-- Direction --
Copy the listing below word for word, from its first line down to and including the line that contains "field-name: Age: [533, 1186, 586, 1217]".

start

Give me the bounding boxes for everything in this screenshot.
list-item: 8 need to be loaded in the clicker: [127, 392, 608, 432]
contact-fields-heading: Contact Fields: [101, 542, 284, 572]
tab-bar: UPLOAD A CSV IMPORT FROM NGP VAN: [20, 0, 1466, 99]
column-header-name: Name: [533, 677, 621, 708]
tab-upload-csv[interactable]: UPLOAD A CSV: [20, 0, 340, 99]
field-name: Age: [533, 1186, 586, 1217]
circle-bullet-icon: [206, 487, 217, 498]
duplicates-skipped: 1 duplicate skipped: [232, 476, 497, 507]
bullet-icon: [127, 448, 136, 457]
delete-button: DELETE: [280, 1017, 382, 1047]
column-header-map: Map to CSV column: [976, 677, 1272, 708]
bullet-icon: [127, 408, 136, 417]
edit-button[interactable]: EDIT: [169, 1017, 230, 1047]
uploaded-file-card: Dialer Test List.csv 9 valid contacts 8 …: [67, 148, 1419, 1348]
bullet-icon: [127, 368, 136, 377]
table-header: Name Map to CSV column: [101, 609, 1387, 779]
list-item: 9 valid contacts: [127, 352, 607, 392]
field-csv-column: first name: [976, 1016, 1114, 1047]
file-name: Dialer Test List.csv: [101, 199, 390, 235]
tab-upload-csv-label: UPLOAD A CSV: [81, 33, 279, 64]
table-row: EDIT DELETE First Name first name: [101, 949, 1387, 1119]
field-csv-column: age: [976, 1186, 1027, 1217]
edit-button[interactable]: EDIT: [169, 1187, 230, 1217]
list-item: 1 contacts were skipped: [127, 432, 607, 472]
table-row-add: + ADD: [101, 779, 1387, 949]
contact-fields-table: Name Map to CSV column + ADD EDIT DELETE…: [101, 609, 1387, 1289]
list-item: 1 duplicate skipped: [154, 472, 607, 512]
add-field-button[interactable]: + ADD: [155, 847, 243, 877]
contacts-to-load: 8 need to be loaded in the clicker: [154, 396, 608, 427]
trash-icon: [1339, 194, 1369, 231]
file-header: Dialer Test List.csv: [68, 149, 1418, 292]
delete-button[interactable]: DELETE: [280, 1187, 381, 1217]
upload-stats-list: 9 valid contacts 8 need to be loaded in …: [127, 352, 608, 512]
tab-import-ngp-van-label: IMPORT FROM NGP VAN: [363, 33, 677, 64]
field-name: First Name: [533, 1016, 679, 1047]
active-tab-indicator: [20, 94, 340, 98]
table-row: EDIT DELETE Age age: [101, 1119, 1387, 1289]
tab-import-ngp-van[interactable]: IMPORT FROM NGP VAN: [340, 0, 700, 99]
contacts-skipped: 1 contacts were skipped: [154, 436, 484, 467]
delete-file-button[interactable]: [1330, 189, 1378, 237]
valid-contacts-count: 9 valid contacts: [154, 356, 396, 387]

end

-- Result of the exercise --
Give me the bounding boxes for everything in this screenshot.
list-item: 8 need to be loaded in the clicker: [127, 392, 608, 432]
contact-fields-heading: Contact Fields: [101, 542, 284, 572]
tab-bar: UPLOAD A CSV IMPORT FROM NGP VAN: [20, 0, 1466, 99]
column-header-name: Name: [533, 677, 621, 708]
tab-upload-csv[interactable]: UPLOAD A CSV: [20, 0, 340, 99]
field-name: Age: [533, 1186, 586, 1217]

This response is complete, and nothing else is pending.